"""

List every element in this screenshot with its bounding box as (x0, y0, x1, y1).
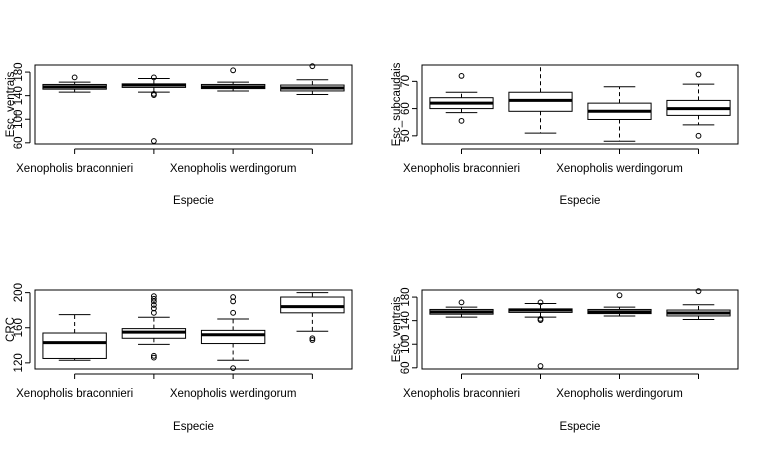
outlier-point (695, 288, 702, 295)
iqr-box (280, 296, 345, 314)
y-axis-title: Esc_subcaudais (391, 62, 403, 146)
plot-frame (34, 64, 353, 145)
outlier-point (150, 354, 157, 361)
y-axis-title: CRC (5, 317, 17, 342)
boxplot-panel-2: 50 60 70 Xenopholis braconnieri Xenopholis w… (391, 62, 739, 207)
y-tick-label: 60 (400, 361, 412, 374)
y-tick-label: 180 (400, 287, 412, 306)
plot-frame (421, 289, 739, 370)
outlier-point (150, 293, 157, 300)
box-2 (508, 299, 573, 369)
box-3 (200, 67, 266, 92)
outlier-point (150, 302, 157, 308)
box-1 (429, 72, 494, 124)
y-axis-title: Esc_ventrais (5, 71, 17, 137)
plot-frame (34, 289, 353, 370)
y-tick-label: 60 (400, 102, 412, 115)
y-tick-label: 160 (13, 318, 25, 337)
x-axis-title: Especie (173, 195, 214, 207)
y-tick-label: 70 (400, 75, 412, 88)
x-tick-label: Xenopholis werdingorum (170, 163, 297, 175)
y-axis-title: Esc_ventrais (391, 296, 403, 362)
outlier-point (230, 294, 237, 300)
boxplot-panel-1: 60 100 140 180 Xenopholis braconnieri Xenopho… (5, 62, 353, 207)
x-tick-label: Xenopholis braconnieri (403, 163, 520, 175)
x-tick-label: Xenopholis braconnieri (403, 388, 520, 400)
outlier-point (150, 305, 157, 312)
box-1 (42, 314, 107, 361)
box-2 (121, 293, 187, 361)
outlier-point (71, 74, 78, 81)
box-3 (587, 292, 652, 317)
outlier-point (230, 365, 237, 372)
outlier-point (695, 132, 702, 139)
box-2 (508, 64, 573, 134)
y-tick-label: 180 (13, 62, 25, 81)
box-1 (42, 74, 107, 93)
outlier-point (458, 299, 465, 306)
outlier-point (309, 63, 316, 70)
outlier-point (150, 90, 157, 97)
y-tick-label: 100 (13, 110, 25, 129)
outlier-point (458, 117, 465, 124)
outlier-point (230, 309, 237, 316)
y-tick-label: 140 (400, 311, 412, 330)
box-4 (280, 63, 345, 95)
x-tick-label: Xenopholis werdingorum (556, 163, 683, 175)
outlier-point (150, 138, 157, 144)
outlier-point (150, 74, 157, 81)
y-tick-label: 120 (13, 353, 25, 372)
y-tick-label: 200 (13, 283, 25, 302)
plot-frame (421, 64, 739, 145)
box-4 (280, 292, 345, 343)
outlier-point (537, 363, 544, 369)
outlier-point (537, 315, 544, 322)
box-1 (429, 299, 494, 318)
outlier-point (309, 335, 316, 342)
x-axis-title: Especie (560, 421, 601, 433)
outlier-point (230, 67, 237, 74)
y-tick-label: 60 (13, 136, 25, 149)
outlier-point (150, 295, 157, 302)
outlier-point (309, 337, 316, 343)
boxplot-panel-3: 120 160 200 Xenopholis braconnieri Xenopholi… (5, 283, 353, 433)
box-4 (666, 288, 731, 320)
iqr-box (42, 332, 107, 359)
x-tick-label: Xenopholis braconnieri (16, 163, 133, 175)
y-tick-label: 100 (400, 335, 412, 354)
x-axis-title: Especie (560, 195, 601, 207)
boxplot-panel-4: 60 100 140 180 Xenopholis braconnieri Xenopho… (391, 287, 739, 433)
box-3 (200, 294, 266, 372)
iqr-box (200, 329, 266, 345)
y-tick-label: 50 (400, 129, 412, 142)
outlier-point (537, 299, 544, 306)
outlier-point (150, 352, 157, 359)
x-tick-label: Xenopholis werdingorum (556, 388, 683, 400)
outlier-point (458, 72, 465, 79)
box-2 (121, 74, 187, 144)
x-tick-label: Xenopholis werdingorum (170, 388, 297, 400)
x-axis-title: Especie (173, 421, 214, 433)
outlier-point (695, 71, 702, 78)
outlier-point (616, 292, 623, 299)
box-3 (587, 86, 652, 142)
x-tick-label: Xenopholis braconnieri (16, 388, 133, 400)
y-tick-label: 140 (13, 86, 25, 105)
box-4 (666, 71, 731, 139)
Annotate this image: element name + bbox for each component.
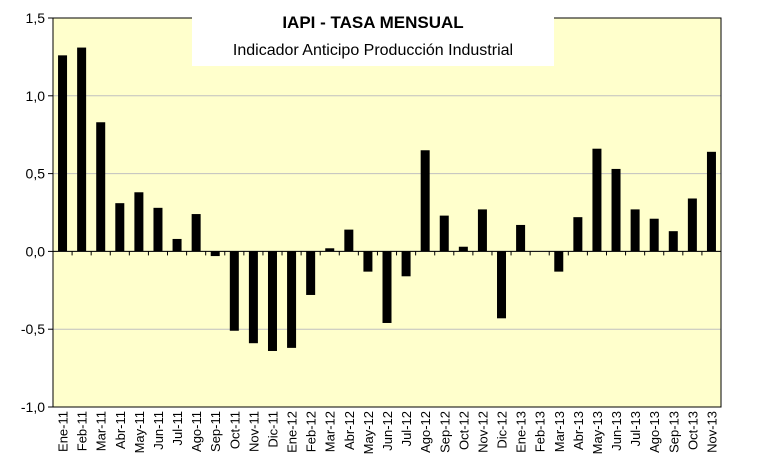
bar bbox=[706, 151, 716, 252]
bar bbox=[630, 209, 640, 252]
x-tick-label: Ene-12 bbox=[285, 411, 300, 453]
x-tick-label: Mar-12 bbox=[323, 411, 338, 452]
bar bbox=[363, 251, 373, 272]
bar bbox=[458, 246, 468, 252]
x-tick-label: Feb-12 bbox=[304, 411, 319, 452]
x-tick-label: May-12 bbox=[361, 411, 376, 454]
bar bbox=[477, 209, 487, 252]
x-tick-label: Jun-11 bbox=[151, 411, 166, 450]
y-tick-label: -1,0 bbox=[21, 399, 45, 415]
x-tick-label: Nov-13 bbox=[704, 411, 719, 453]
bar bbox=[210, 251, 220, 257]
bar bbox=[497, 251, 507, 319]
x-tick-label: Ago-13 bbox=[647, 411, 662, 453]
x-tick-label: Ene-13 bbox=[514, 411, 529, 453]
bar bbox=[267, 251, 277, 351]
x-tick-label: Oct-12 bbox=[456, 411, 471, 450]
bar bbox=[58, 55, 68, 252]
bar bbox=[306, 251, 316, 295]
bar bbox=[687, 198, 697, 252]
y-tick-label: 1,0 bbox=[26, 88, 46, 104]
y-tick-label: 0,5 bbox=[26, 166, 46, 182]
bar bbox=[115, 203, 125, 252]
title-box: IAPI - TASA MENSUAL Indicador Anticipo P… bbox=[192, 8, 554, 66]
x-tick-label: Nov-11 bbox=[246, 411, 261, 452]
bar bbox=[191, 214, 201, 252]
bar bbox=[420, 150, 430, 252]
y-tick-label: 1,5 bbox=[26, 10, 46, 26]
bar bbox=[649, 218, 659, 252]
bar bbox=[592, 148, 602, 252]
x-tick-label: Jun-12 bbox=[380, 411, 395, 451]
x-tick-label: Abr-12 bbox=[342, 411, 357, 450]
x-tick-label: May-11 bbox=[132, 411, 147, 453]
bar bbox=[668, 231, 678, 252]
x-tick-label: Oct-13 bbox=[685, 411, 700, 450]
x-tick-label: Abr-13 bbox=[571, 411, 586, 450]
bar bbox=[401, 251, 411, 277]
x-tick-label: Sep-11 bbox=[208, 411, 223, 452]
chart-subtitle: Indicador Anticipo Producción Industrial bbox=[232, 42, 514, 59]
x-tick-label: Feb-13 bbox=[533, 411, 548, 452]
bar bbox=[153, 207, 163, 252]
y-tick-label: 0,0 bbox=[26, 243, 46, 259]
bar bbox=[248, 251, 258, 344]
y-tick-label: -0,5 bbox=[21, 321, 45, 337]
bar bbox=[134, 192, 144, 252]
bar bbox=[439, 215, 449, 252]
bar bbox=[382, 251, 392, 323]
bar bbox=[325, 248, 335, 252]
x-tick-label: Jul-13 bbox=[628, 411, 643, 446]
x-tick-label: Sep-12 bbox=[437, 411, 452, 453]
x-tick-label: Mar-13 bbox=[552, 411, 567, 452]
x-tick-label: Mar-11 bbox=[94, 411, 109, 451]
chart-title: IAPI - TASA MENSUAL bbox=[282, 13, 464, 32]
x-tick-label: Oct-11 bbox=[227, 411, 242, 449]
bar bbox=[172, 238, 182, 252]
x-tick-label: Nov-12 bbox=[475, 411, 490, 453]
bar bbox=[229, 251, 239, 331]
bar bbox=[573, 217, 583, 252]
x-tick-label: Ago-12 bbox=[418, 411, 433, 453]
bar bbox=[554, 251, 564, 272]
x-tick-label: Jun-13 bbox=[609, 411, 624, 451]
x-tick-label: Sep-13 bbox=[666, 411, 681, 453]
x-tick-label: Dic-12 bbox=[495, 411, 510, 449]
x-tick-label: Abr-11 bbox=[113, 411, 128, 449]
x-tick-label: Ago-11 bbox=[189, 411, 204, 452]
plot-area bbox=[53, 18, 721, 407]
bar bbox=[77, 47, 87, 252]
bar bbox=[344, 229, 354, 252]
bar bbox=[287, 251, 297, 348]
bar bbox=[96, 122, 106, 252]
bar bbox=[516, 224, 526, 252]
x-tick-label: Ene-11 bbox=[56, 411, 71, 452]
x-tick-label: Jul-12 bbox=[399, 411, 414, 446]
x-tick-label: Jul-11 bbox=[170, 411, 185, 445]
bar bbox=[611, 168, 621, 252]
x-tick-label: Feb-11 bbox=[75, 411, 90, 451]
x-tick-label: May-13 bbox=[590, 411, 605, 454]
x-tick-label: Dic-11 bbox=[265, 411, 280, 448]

"""

WRITTEN EXERCISE: Turn the lines in the records above into a JSON list of strings, starting at the line containing "bar bbox=[706, 151, 716, 252]" and running down through the line containing "y-tick-label: -1,0 bbox=[21, 399, 45, 415]". Use one string per line and leave out blank lines.

WRITTEN ANSWER:
[
  "bar bbox=[706, 151, 716, 252]",
  "bar bbox=[630, 209, 640, 252]",
  "x-tick-label: Ene-12 bbox=[285, 411, 300, 453]",
  "x-tick-label: Mar-12 bbox=[323, 411, 338, 452]",
  "bar bbox=[363, 251, 373, 272]",
  "bar bbox=[458, 246, 468, 252]",
  "x-tick-label: Feb-12 bbox=[304, 411, 319, 452]",
  "x-tick-label: May-12 bbox=[361, 411, 376, 454]",
  "bar bbox=[477, 209, 487, 252]",
  "x-tick-label: Jun-11 bbox=[151, 411, 166, 450]",
  "y-tick-label: -1,0 bbox=[21, 399, 45, 415]"
]